Challenge: Rewrite the lines below, replacing every "watermark-logo" with "logo-mark" and keeping everything else the same.

Listed entries:
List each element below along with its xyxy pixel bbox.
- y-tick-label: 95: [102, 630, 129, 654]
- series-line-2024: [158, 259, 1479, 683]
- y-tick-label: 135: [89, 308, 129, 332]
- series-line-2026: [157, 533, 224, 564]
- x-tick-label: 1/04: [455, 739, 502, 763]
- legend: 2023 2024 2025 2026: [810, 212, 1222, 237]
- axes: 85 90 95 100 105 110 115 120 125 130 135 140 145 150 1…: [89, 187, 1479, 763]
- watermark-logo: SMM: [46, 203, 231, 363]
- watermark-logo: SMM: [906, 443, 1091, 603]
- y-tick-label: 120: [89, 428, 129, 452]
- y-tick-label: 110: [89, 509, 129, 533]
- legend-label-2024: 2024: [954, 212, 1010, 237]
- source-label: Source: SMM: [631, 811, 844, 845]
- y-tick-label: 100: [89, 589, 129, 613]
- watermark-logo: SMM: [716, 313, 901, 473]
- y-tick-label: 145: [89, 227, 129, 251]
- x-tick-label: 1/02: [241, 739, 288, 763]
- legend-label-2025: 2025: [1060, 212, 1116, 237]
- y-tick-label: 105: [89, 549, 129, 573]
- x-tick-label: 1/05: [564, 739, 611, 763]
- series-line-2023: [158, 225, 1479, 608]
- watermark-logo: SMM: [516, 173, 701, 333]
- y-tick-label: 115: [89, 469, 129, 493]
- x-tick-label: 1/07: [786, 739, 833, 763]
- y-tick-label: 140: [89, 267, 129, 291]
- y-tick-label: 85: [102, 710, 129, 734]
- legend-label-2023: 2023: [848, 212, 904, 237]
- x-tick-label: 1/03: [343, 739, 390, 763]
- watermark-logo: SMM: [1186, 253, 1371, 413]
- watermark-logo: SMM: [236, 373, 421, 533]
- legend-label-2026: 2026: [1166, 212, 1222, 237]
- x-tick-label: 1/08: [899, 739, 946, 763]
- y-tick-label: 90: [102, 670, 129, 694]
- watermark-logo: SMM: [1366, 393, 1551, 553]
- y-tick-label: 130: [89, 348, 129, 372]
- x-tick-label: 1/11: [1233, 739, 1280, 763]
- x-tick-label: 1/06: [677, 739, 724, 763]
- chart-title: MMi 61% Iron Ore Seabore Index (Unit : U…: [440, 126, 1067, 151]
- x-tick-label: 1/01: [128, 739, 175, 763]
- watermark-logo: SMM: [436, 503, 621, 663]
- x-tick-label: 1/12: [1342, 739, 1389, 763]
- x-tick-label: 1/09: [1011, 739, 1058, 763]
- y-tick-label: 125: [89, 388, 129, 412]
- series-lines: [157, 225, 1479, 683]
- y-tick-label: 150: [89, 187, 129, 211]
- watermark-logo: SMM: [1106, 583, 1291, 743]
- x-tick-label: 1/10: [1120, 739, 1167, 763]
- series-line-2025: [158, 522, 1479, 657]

Answer to the exercise:
List each element below along with its xyxy pixel bbox.
- y-tick-label: 95: [102, 630, 129, 654]
- series-line-2024: [158, 259, 1479, 683]
- y-tick-label: 135: [89, 308, 129, 332]
- series-line-2026: [157, 533, 224, 564]
- x-tick-label: 1/04: [455, 739, 502, 763]
- legend: 2023 2024 2025 2026: [810, 212, 1222, 237]
- axes: 85 90 95 100 105 110 115 120 125 130 135 140 145 150 1…: [89, 187, 1479, 763]
- logo-mark: SMM: [46, 203, 231, 363]
- logo-mark: SMM: [906, 443, 1091, 603]
- y-tick-label: 120: [89, 428, 129, 452]
- y-tick-label: 110: [89, 509, 129, 533]
- legend-label-2024: 2024: [954, 212, 1010, 237]
- source-label: Source: SMM: [631, 811, 844, 845]
- y-tick-label: 100: [89, 589, 129, 613]
- logo-mark: SMM: [716, 313, 901, 473]
- y-tick-label: 145: [89, 227, 129, 251]
- x-tick-label: 1/02: [241, 739, 288, 763]
- legend-label-2025: 2025: [1060, 212, 1116, 237]
- y-tick-label: 105: [89, 549, 129, 573]
- x-tick-label: 1/05: [564, 739, 611, 763]
- series-line-2023: [158, 225, 1479, 608]
- logo-mark: SMM: [516, 173, 701, 333]
- y-tick-label: 115: [89, 469, 129, 493]
- x-tick-label: 1/07: [786, 739, 833, 763]
- y-tick-label: 140: [89, 267, 129, 291]
- y-tick-label: 85: [102, 710, 129, 734]
- legend-label-2023: 2023: [848, 212, 904, 237]
- x-tick-label: 1/03: [343, 739, 390, 763]
- logo-mark: SMM: [1186, 253, 1371, 413]
- logo-mark: SMM: [236, 373, 421, 533]
- legend-label-2026: 2026: [1166, 212, 1222, 237]
- x-tick-label: 1/08: [899, 739, 946, 763]
- y-tick-label: 90: [102, 670, 129, 694]
- logo-mark: SMM: [1366, 393, 1551, 553]
- y-tick-label: 130: [89, 348, 129, 372]
- x-tick-label: 1/11: [1233, 739, 1280, 763]
- x-tick-label: 1/06: [677, 739, 724, 763]
- chart-title: MMi 61% Iron Ore Seabore Index (Unit : U…: [440, 126, 1067, 151]
- x-tick-label: 1/01: [128, 739, 175, 763]
- logo-mark: SMM: [436, 503, 621, 663]
- x-tick-label: 1/12: [1342, 739, 1389, 763]
- x-tick-label: 1/09: [1011, 739, 1058, 763]
- y-tick-label: 125: [89, 388, 129, 412]
- series-lines: [157, 225, 1479, 683]
- y-tick-label: 150: [89, 187, 129, 211]
- logo-mark: SMM: [1106, 583, 1291, 743]
- x-tick-label: 1/10: [1120, 739, 1167, 763]
- series-line-2025: [158, 522, 1479, 657]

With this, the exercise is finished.